Figure record extracts.
## Begin

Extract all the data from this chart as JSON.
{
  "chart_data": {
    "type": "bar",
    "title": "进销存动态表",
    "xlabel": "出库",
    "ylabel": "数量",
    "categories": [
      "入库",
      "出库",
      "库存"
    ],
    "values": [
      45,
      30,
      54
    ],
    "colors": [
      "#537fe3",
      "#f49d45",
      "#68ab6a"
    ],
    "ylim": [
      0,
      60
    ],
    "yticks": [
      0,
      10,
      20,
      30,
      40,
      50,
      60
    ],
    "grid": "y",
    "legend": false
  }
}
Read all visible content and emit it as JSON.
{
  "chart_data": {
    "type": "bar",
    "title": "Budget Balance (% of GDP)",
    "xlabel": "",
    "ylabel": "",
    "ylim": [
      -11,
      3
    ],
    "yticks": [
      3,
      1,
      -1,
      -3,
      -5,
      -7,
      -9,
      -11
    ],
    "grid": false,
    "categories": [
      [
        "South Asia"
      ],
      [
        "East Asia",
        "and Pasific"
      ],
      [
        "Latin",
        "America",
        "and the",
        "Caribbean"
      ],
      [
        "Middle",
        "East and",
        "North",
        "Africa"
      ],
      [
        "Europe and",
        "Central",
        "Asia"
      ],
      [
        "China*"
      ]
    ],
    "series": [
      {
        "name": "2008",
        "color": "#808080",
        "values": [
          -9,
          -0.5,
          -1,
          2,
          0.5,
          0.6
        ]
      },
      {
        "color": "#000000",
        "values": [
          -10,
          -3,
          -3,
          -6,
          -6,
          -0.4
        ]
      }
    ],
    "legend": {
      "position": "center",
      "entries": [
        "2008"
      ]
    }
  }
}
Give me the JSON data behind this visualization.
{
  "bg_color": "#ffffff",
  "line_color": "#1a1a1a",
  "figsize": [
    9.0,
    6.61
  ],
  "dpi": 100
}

## End

Exercise brief.
Copy out each line above, character for character.

Exercise response.
Extract all the data from this chart as JSON.
{
  "chart_data": {
    "type": "bar",
    "title": "进销存动态表",
    "xlabel": "出库",
    "ylabel": "数量",
    "categories": [
      "入库",
      "出库",
      "库存"
    ],
    "values": [
      45,
      30,
      54
    ],
    "colors": [
      "#537fe3",
      "#f49d45",
      "#68ab6a"
    ],
    "ylim": [
      0,
      60
    ],
    "yticks": [
      0,
      10,
      20,
      30,
      40,
      50,
      60
    ],
    "grid": "y",
    "legend": false
  }
}
Read all visible content and emit it as JSON.
{
  "chart_data": {
    "type": "bar",
    "title": "Budget Balance (% of GDP)",
    "xlabel": "",
    "ylabel": "",
    "ylim": [
      -11,
      3
    ],
    "yticks": [
      3,
      1,
      -1,
      -3,
      -5,
      -7,
      -9,
      -11
    ],
    "grid": false,
    "categories": [
      [
        "South Asia"
      ],
      [
        "East Asia",
        "and Pasific"
      ],
      [
        "Latin",
        "America",
        "and the",
        "Caribbean"
      ],
      [
        "Middle",
        "East and",
        "North",
        "Africa"
      ],
      [
        "Europe and",
        "Central",
        "Asia"
      ],
      [
        "China*"
      ]
    ],
    "series": [
      {
        "name": "2008",
        "color": "#808080",
        "values": [
          -9,
          -0.5,
          -1,
          2,
          0.5,
          0.6
        ]
      },
      {
        "color": "#000000",
        "values": [
          -10,
          -3,
          -3,
          -6,
          -6,
          -0.4
        ]
      }
    ],
    "legend": {
      "position": "center",
      "entries": [
        "2008"
      ]
    }
  }
}
Give me the JSON data behind this visualization.
{
  "bg_color": "#ffffff",
  "line_color": "#1a1a1a",
  "figsize": [
    9.0,
    6.61
  ],
  "dpi": 100
}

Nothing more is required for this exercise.